- **Text passage**:
------------------------

If you like comedy and something funny, you will find it very hard to
surpass Franklin & Bash, so be
sure to get this set as soon as you can!
Extras
include 7 featurettes on the making of the show, 3 “commercials” for the
lawyers and a fun Gag Reel.
So what
happened to the sitcom in between those shows?
The networks started to roll back the political and progressive content
in the early 1980s, making for some of the worst TV in history ever made, but
then The Cosby Show brought the
format back and instead of understanding it as a conservative phenomenon that
also involved racial politics, took a shortcut in thinking and decided you just
hire a stand-up comic and build a sitcom around them. That should lead to a hit.

------------------------

- **Part of a data file**:
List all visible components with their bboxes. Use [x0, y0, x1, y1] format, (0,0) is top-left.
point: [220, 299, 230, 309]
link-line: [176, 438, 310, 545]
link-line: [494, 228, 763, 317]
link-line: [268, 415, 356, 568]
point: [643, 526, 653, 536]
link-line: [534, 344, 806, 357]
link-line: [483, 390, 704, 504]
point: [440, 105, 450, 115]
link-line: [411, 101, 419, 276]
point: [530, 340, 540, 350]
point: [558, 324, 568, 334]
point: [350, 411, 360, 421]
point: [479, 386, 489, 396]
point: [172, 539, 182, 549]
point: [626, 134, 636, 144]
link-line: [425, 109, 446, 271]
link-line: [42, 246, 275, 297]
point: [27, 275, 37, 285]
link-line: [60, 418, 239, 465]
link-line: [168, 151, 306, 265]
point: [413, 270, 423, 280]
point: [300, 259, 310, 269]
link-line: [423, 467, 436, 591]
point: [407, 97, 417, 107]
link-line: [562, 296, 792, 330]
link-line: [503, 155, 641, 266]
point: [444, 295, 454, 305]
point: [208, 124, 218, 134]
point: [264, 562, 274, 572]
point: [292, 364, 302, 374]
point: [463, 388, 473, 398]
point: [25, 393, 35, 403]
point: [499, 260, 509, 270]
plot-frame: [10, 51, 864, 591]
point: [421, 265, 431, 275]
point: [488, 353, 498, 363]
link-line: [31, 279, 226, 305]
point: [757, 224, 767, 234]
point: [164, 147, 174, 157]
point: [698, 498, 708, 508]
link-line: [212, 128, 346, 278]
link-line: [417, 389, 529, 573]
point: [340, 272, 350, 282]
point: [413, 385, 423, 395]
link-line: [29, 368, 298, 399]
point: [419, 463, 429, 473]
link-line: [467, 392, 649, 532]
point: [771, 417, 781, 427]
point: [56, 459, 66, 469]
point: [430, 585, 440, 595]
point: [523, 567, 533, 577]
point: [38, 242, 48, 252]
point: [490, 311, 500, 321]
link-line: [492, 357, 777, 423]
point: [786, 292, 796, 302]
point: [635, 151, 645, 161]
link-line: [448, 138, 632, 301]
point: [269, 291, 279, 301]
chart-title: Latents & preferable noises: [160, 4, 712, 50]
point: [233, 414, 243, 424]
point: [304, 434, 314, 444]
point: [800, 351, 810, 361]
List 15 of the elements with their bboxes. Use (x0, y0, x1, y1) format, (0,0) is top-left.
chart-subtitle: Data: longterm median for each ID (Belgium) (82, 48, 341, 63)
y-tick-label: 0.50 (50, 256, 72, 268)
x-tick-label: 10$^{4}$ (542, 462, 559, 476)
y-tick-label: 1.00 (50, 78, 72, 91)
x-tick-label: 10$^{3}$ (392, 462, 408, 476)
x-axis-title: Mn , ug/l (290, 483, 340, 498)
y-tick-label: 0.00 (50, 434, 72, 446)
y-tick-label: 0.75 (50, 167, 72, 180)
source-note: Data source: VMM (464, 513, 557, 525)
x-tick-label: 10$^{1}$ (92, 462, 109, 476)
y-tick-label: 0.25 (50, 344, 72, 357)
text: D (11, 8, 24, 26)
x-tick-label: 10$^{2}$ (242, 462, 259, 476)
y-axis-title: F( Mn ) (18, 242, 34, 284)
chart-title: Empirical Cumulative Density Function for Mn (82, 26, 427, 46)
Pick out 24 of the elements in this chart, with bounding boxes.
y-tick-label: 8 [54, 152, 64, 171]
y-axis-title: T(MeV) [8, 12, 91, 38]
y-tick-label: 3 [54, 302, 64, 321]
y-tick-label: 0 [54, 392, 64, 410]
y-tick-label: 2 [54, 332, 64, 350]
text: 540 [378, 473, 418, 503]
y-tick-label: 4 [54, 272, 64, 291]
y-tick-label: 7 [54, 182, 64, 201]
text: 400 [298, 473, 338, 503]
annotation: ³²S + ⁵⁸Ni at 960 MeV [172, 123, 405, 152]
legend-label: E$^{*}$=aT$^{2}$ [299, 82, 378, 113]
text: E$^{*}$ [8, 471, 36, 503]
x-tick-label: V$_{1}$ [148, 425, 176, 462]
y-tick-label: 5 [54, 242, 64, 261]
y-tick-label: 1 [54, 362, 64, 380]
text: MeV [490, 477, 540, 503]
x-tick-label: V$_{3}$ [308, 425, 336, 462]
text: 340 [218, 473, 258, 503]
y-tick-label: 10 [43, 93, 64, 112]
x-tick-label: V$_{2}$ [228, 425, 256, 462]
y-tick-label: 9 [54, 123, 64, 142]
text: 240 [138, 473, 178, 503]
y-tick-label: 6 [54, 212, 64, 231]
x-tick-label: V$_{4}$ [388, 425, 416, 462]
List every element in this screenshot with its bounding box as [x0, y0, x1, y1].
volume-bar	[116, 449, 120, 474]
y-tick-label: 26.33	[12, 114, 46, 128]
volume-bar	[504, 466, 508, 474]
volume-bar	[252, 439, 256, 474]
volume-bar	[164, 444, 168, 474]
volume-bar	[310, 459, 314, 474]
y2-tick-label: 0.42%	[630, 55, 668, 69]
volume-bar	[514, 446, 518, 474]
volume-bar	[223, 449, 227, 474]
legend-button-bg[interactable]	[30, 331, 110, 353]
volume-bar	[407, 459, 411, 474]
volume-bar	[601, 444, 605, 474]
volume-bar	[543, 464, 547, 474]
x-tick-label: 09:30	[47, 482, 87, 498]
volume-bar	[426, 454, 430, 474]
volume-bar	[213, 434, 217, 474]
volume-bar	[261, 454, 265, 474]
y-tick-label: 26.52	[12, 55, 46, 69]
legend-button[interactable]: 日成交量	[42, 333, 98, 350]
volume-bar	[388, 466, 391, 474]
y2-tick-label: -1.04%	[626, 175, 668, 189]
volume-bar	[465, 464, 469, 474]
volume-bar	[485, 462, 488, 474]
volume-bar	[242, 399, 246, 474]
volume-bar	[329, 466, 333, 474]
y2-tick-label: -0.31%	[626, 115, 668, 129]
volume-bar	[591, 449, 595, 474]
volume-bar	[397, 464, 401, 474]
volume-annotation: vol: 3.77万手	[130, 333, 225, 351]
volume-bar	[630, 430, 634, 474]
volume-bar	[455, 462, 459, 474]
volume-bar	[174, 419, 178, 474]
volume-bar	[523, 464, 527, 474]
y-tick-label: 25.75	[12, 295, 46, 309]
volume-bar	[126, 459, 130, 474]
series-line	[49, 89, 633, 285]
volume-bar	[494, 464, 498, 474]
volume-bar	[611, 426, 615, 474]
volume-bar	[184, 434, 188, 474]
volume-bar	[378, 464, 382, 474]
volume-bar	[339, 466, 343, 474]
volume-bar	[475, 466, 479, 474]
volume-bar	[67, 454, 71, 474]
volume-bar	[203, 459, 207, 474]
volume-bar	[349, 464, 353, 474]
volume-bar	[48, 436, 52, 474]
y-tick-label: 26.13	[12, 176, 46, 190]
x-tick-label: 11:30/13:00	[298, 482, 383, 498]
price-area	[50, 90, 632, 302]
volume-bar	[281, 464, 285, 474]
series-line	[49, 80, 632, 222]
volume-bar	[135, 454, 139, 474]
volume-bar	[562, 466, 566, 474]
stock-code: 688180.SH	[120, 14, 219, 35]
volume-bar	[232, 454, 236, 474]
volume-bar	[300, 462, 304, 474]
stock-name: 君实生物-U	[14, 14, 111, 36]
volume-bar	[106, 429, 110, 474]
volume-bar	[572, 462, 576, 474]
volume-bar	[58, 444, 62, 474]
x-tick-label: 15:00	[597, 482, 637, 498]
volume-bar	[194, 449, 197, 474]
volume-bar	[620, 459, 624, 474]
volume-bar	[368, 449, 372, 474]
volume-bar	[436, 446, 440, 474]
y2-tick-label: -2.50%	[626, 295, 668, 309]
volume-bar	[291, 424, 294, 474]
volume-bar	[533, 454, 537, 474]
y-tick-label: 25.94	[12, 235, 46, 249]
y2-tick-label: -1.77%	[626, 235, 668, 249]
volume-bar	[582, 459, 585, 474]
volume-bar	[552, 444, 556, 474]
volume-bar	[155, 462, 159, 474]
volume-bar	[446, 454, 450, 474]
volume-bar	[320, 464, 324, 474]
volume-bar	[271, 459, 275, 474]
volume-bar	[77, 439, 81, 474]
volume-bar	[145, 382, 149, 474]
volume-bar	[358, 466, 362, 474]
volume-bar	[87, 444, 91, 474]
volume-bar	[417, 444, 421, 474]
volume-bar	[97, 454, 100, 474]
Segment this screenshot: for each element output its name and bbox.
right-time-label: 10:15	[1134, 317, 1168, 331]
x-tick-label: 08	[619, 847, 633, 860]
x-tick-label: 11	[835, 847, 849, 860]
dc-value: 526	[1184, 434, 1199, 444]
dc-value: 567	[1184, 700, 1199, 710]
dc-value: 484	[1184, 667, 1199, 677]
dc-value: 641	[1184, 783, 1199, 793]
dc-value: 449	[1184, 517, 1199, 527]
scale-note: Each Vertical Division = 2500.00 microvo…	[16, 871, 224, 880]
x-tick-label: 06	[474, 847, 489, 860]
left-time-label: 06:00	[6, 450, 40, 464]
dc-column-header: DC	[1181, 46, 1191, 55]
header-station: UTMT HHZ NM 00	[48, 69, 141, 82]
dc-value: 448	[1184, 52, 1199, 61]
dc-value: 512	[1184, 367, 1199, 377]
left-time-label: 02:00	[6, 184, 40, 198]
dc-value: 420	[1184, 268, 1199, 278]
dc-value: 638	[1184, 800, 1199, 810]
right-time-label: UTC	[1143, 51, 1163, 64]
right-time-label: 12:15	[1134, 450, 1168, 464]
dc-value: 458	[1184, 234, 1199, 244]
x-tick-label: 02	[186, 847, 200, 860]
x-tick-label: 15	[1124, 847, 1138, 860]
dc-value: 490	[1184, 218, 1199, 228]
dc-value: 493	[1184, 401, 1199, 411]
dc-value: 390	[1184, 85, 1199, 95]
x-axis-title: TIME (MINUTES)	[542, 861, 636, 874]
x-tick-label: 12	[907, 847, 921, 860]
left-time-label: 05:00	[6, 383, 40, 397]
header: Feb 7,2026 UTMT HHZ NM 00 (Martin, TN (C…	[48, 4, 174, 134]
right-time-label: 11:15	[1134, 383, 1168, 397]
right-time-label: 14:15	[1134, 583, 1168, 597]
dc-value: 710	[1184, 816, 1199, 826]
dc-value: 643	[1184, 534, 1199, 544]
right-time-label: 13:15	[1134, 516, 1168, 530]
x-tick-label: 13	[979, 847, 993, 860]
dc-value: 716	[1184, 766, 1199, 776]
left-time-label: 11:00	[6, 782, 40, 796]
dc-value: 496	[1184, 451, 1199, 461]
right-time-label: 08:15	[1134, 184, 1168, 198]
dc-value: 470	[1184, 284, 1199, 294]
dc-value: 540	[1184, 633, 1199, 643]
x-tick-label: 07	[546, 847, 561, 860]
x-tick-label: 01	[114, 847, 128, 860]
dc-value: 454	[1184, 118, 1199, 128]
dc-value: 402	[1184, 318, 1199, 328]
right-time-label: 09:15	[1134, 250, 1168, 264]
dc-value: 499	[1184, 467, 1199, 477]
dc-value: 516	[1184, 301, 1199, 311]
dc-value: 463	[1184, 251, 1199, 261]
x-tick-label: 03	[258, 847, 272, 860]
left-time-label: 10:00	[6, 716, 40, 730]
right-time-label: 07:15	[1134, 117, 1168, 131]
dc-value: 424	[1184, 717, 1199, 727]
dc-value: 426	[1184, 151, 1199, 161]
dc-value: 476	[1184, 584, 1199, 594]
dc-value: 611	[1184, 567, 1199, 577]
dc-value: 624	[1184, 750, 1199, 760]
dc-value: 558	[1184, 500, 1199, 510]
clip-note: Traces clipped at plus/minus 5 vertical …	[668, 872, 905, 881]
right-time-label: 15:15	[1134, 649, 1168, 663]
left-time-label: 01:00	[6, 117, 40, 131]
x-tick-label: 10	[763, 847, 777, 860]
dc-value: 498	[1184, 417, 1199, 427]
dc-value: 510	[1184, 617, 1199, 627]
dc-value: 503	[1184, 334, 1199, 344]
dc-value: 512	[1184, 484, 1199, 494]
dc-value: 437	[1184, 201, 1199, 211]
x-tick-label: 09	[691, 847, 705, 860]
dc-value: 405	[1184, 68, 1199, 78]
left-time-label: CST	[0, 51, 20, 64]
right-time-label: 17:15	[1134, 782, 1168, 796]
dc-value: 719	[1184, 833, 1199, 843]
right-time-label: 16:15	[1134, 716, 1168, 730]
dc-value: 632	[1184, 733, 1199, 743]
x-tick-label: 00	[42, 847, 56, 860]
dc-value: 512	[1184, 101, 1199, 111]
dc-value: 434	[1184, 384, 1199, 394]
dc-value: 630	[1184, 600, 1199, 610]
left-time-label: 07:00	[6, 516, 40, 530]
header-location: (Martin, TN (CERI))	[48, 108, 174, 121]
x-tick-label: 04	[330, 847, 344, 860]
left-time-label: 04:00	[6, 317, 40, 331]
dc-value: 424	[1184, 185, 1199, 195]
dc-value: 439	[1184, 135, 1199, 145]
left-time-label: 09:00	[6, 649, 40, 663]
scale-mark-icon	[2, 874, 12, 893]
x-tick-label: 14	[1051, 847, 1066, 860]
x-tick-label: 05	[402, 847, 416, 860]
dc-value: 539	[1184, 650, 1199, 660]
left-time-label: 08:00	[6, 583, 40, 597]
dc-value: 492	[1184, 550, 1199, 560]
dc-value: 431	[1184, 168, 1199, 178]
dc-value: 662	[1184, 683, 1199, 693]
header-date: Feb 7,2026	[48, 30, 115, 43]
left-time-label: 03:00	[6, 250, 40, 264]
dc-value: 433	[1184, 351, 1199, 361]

------------------------

- **What needs to be done**: Mark each statement about the passage on Franklin & Bash and the sitcom as yes or no, and quote the words that decide it: (a) The extras include seven featurettes on the making of the show. (b) The networks began rolling back political and progressive content in the late 1980s. (c) The Cosby Show brought the sitcom format back. Rely only on the passage about Franklin & Bash and the sitcom.

- **Task answer**:
(a) Yes: "7 featurettes on the making of the show"
(b) No: "in the early 1980s"
(c) Yes: "The Cosby Show brought the format back"